Teks yang Ditampilkan
>>>>
Mazar-i-Sharif – Perayaan di Makam Suci
Perayaan Naoruz pun dimulai.
Pukul 6 pagi, barisan orang sudah mengular di depan keempat pintu gerbang menuju Rawza Sharif, makam suci Hazrat Ali. Bangunan ini megah berdiri dengan kubah-kubahnya yang bak fantasi negeri seribu satu malam. Dindingnya berukir mozaik indah. Orang asing biasa menyebutnya sebagai Blue Mosque, walaupun gedung ini tidak biru dan sama sekali bukan masjid.
Mazar, artinya kuburan. Sharif berarti yang agung. Mazar Sharif menjadi ternama karena dipercaya jenazah Hazrat Ali bin Abi Thalib, sepupu sekaligus menantu Nabi Muhammad, beristirahat di kota ini. Umat Sunni menganggap Ali sebagai khalifah keempat sedangkan Syiah menganggapnya sebagai Imam pertama. Di kalangan umat Syiah sendiri sebagaian besar menganggap tempat peristirahatan Ali (A.S) ada di Najaf, Iraq. Tetapi di Asia Tengah ada Mazar Sharif dan Shakhimardan (Uzbekistan) yang punya klaim yang sama.
Bangunan megah Rawza terletak di tengah taman. Bangunan ini dibangun pada abad ke-13. Berbagai kesaksian mengenai kesucian tempat ini selalu menghiasi buah bibir orang Afghan. Makam suci Hazrat Ali dipenuhi oleh ribuan merpati putih. Konon merpati hitam yang datang akan dengan sendirinya berubah menjadi putih dalam 40 hari.
Demikian pula ribuan orang yang datang ke Rawza di hari Naoruz ini. Semuanya menantikan mukjizat dari tempat suci ini, diurapi dan disembuhkan dari segala macam penyakit, seperti merpati hitam yang berubah menjadi putih.
Dengan kartu press, saya dan Zabiullah bisa memotong antrean panjang para peziarah langsung ke pintu gerbang taman. Pemeriksaan sangat ketat. Sekujur tubuh kami digerayangi para tentara dan polisi, untuk memastikan kami tidak membawa barang berbahaya ke dalam. Tahun lalu ada yang mau melaksanakan bom bunuh diri di sini. Tetapi mungkin karena memang tempat ini bermandi mukjizat, bom itu meledak sebelum waktunya dan hanya pelaku sendiri yang tewas. Padahal di tempat ini ada puluhan ribu peziarah yang hendak merayakan Naoruz.
Setelah kami masuk ke dalam kompleks Rawza, kami harus bergegas mendapatkan kartu tanda pengenal dan peralatan kami yang diinapkan kemarin. Tetapi orang-orang dari kementrian ini memang payah sekali organisasinya. Tidak ada yang bisa ditemui, dan para jurnalis yang masuk dari pintu barat terpaksa berkeliling Rawza hampir satu putaran penuh, memanjat pagar pembatas, dibentak polisi, dan sebagainya.
Pembagaian peralatan pun sangat berantakan. Para jurnalis berbaris tanpa aturan di depan tangga sempit dan gelap. Hampir setengah jam lamanya saya menunggu baru mendapat kembali kamera saya. Itu pun dapat bonus lensa saya dijatuhkan oleh petugas yang memasang wajah tanpa dosa.
<<<<
Kutipan Catatan
>>>>
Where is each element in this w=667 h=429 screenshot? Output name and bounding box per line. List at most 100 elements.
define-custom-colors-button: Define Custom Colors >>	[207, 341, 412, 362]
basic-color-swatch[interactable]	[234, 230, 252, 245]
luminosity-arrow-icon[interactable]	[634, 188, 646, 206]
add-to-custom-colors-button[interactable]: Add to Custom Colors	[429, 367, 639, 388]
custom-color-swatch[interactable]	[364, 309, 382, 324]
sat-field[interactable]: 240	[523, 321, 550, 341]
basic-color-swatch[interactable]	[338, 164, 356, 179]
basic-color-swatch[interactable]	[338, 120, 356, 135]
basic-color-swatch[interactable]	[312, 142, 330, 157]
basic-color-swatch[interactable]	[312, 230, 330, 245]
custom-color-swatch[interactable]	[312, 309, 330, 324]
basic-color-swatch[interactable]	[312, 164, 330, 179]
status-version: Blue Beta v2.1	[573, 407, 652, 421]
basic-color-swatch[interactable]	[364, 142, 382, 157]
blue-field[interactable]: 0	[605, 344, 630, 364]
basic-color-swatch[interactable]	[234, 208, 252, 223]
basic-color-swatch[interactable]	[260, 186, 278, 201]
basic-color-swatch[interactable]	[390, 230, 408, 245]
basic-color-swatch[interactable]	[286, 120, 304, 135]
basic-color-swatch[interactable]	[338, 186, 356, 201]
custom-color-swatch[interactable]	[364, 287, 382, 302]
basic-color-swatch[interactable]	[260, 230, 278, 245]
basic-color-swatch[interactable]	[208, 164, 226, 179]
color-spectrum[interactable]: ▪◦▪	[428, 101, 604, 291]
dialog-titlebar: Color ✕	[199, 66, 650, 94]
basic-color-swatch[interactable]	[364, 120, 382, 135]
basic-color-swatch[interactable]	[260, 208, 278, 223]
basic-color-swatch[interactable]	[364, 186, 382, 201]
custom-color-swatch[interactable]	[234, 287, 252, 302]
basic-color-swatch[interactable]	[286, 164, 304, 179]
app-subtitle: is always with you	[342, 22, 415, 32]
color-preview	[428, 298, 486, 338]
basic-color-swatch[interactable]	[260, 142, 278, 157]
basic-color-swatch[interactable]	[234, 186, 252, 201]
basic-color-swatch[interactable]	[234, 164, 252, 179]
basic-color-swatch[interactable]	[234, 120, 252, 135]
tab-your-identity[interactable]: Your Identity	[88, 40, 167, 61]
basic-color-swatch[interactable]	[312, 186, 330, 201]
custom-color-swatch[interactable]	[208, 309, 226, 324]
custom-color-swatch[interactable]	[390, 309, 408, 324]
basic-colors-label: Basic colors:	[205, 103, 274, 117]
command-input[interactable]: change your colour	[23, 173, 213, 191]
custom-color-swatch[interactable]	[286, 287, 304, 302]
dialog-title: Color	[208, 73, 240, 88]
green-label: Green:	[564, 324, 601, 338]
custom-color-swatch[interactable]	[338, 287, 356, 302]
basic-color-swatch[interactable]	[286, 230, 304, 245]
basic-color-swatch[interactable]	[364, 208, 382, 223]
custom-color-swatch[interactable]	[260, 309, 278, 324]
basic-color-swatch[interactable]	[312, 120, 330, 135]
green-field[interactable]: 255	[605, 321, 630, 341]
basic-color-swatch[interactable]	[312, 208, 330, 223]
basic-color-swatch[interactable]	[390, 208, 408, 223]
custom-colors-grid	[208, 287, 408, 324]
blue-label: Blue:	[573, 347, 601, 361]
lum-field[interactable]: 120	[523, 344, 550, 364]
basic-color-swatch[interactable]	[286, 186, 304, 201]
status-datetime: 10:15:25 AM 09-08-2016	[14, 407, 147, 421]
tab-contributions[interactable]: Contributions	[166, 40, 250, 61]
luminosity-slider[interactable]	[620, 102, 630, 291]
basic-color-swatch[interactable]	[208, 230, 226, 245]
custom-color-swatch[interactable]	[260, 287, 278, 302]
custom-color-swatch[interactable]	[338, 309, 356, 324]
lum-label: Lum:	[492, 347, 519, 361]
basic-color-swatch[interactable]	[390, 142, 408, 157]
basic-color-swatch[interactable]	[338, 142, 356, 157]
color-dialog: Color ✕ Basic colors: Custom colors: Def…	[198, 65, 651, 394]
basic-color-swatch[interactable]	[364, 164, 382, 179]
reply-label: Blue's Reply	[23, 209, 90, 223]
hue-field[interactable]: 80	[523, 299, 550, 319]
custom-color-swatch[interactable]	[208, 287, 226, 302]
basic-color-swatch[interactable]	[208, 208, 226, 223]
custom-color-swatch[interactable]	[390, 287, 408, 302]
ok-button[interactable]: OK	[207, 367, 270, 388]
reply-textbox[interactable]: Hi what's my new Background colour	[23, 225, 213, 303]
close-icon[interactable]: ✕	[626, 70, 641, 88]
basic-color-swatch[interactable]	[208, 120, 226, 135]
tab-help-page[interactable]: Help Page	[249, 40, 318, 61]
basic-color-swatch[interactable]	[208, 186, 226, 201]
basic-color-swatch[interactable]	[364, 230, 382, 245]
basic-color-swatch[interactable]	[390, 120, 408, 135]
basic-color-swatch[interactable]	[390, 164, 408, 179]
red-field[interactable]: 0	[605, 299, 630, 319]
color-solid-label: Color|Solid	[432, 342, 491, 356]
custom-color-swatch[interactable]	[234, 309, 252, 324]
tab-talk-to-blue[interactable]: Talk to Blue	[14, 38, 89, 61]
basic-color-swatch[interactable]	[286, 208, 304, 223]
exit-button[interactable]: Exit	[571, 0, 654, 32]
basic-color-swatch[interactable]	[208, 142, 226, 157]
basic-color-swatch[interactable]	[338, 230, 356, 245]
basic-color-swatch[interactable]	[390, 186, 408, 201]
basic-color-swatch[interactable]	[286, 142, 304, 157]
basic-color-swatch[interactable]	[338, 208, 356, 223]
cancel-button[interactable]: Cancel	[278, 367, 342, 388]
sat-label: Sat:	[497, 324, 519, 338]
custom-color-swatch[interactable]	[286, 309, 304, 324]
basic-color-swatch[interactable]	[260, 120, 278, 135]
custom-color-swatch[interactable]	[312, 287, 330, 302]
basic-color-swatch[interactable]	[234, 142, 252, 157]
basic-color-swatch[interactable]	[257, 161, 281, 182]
<<<<
Daftar Tugas
A: Tulis ulang bagian teks tentang Mazar-i-Sharif dari "Mazar, artinya kuburan." sampai dengan "dalam 40 hari.", lalu tukar "Najaf" dengan "Karbala".
B: Lanjutkan teks tentang perayaan Naoruz di Mazar-i-Sharif setelah kalimat terakhirnya.

Hasil Pengerjaan
A:
Mazar, artinya kuburan. Sharif berarti yang agung. Mazar Sharif menjadi ternama karena dipercaya jenazah Hazrat Ali bin Abi Thalib, sepupu sekaligus menantu Nabi Muhammad, beristirahat di kota ini. Umat Sunni menganggap Ali sebagai khalifah keempat sedangkan Syiah menganggapnya sebagai Imam pertama. Di kalangan umat Syiah sendiri sebagaian besar menganggap tempat peristirahatan Ali (A.S) ada di Karbala, Iraq. Tetapi di Asia Tengah ada Mazar Sharif dan Shakhimardan (Uzbekistan) yang punya klaim yang sama.
Bangunan megah Rawza terletak di tengah taman. Bangunan ini dibangun pada abad ke-13. Berbagai kesaksian mengenai kesucian tempat ini selalu menghiasi buah bibir orang Afghan. Makam suci Hazrat Ali dipenuhi oleh ribuan merpati putih. Konon merpati hitam yang datang akan dengan sendirinya berubah menjadi putih dalam 40 hari.

B:
Kartu tanda pengenal tidak diberi. “Nanti, minta di bawah.” Pembagian kartu tanda pengenal lebih kacau balau lagi. Petugas kehabisan kartu. Yang tersisa hanya kartu satpam dengan foto orang-orang brewok. “Tidak apa, dengan kartu ini kamu bisa masuk,” kata petugas itu meyakinkan seorang kameraman Eropa yang minta kartunya ditukar.
Sang bule pun melenggang masuk ke arah Rauza, sebelum kemudian diusir lagi oleh polisi di sana.
Sungguh amburadul. Saya tidak mengerti apa gunanya acara pendaftaran jurnalis yang ribet sekali sejak beberapa hari yang lalu, kalau pada hari H jadi kacau seperti ini. Kami hanya diberi kartu tanpa foto dan nama. Saya malah tidak dapat kartu pengenal apa-apa.
Sudahlah, sebelum digiring masuk ke kompleks Rawza, di luar pagar ini ada ratusan pria yang duduk dengan sabar tanpa mengomel. Mereka sudah di sini sejak kemarin siang, karena waktu sore Rawza sudah dikosongkan. Orang tidak bisa masuk lagi ke kompleks ini sejak kemarin karena alasan keamanan, tetapi polisi tidak mengusir yang sudah di dalam.
Orang-orang yang sudah dengan sabar duduk di sini adalah mereka yang percaya dan takwa. Masing-masing dari mereka membawa anggota keluarga yang sakit atau cacad. Abdullah, pria paruh baya yang jauh-jauh datang dari propinsi Baghlan, menginap di kompleks Rawza sejak kemarin siang. Ia membawa anak gadisnya yang sakit jiwa, mengharapkan turunnya mukjizat di tempat suci ini.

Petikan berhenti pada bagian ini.